* GIVEN EXERCISE: Look through the lines below and extract any with the word "density".

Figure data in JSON
------------
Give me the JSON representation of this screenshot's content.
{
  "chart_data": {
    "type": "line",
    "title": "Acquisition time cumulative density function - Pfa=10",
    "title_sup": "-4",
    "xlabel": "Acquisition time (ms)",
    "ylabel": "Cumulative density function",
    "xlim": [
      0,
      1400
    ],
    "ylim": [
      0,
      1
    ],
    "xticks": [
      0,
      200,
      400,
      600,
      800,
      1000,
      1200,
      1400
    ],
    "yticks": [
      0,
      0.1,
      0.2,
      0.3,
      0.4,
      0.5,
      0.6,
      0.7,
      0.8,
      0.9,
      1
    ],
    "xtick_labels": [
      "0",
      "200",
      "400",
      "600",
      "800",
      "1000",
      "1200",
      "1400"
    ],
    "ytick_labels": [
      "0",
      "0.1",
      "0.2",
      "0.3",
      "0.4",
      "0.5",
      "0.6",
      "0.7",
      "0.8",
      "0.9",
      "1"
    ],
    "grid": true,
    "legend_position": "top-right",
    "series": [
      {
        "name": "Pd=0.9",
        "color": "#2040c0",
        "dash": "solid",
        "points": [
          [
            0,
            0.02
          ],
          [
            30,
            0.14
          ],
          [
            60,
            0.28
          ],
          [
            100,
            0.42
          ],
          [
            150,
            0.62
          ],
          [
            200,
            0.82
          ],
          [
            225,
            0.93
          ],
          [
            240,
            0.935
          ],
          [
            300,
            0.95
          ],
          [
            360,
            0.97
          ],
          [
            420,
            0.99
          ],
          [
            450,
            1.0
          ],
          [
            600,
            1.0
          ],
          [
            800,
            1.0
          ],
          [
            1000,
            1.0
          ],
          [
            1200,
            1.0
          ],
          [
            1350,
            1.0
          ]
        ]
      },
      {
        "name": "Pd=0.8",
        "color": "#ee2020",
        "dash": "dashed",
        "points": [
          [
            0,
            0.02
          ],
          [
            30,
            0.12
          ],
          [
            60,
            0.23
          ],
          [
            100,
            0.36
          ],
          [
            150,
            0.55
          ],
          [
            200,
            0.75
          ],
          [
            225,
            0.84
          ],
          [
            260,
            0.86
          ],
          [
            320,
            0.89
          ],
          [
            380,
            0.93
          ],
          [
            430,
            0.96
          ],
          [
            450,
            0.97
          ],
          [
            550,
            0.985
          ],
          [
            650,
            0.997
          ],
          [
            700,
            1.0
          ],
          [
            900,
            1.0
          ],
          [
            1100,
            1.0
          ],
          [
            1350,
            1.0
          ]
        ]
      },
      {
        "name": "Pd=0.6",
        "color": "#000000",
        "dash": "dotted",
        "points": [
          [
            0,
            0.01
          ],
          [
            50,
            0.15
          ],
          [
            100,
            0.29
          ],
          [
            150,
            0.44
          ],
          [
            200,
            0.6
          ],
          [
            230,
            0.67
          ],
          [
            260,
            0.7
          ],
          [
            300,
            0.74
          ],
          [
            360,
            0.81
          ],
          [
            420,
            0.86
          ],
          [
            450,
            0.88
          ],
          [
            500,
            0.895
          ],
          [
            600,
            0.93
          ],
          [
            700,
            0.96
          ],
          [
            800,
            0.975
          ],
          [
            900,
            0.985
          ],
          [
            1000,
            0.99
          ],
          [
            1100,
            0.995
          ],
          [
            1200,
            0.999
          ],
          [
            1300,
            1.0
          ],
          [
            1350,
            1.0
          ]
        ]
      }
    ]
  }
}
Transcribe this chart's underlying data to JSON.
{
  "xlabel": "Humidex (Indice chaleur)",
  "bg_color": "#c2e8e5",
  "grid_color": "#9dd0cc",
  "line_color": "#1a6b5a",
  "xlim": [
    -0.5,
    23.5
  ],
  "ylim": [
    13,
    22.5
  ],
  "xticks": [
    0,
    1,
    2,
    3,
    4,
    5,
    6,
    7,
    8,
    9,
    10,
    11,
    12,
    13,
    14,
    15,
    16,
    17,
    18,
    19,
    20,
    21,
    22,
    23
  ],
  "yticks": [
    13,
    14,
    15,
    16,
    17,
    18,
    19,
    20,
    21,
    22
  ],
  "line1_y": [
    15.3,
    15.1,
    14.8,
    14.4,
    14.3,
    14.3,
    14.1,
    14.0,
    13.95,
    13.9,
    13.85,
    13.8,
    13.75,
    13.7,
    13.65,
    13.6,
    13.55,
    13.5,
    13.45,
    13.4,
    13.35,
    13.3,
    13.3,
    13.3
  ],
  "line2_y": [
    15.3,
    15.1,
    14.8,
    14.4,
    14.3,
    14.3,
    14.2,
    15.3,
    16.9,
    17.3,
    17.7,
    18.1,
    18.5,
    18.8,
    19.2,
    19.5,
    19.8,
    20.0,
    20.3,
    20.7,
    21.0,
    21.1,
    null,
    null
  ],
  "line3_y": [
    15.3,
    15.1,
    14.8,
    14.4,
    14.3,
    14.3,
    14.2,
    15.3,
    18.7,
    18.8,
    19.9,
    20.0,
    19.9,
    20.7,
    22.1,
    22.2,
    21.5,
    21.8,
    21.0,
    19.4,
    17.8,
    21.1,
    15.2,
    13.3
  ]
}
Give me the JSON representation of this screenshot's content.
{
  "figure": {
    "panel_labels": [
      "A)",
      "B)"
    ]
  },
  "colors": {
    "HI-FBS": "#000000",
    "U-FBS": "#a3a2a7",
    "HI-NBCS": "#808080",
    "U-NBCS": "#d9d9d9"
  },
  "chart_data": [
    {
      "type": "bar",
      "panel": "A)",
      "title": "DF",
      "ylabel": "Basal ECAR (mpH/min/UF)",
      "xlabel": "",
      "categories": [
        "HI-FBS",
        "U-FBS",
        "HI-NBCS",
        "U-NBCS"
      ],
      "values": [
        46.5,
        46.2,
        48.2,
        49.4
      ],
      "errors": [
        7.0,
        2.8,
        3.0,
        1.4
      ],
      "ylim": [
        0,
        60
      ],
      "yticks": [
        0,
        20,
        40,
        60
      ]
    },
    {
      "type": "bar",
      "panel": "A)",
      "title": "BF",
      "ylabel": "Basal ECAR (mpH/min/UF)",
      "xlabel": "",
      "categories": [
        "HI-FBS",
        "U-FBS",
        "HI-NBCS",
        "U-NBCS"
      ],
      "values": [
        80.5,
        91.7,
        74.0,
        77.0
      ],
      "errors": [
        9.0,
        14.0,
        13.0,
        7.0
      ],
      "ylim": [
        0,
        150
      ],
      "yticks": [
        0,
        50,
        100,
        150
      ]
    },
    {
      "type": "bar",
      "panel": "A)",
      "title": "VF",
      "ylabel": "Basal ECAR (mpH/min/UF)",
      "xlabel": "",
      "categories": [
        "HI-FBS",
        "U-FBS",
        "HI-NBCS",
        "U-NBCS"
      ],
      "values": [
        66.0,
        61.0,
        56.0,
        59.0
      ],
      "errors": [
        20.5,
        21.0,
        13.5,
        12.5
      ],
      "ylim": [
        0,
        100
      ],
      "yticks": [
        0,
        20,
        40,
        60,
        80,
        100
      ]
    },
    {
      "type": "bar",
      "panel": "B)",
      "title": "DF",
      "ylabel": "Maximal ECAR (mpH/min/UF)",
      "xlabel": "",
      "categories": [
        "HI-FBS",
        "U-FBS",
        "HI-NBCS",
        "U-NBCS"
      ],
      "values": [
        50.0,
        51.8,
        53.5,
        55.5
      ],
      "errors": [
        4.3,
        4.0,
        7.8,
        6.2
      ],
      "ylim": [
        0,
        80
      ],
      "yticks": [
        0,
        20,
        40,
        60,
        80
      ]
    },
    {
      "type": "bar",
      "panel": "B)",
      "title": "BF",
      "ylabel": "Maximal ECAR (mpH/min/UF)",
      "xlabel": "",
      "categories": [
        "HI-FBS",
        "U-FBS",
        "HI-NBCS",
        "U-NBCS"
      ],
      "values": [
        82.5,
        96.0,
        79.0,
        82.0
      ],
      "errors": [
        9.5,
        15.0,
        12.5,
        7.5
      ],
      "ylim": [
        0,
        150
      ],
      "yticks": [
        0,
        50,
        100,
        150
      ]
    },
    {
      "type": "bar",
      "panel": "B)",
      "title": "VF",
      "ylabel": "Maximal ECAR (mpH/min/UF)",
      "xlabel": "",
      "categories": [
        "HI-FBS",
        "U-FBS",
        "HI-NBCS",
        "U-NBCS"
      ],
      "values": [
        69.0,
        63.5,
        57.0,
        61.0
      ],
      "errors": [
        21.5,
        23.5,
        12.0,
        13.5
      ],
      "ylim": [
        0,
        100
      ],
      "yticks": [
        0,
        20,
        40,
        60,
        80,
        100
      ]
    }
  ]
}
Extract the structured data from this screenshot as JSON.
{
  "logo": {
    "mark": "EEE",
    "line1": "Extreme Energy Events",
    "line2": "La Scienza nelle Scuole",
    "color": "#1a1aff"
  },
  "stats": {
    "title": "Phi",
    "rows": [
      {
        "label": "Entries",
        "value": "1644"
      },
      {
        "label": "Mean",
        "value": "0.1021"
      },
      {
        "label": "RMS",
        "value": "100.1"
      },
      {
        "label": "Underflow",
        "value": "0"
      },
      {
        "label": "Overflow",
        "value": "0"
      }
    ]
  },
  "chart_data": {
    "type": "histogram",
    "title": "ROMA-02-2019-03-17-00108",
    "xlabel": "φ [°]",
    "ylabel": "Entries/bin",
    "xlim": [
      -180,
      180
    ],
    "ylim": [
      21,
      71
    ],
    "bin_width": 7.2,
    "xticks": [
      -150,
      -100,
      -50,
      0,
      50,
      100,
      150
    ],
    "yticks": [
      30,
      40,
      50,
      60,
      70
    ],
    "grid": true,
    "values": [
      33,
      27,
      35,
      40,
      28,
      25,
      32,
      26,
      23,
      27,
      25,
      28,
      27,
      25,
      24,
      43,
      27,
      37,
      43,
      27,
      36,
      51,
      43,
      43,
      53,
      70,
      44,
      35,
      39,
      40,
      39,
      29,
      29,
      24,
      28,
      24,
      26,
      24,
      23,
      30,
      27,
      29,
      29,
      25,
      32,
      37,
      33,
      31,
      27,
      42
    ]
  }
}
------------
* THE ANSWER:
    "title": "Acquisition time cumulative density function - Pfa=10",
    "ylabel": "Cumulative density function",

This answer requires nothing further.